**EXERCISE DESCRIPTION:** Print the data exactly as it is given, please.

Data entries:
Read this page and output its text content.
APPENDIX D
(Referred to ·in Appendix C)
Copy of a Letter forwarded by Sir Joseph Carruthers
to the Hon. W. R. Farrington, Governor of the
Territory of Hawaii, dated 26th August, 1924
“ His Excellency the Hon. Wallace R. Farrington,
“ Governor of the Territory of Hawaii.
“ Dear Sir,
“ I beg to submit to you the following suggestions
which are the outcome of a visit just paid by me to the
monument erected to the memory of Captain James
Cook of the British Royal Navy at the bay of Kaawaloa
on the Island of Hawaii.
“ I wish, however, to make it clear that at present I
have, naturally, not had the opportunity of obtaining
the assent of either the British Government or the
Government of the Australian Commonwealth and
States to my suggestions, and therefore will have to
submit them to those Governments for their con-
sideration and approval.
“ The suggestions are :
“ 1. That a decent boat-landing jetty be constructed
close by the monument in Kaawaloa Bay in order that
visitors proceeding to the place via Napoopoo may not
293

**WRITTEN SOLUTION:**
Read this page and output its text content.
APPENDIX D
(Referred to ·in Appendix C)
Copy of a Letter forwarded by Sir Joseph Carruthers
to the Hon. W. R. Farrington, Governor of the
Territory of Hawaii, dated 26th August, 1924
“ His Excellency the Hon. Wallace R. Farrington,
“ Governor of the Territory of Hawaii.
“ Dear Sir,
“ I beg to submit to you the following suggestions
which are the outcome of a visit just paid by me to the
monument erected to the memory of Captain James
Cook of the British Royal Navy at the bay of Kaawaloa
on the Island of Hawaii.
“ I wish, however, to make it clear that at present I
have, naturally, not had the opportunity of obtaining
the assent of either the British Government or the
Government of the Australian Commonwealth and
States to my suggestions, and therefore will have to
submit them to those Governments for their con-
sideration and approval.
“ The suggestions are :
“ 1. That a decent boat-landing jetty be constructed
close by the monument in Kaawaloa Bay in order that
visitors proceeding to the place via Napoopoo may not
293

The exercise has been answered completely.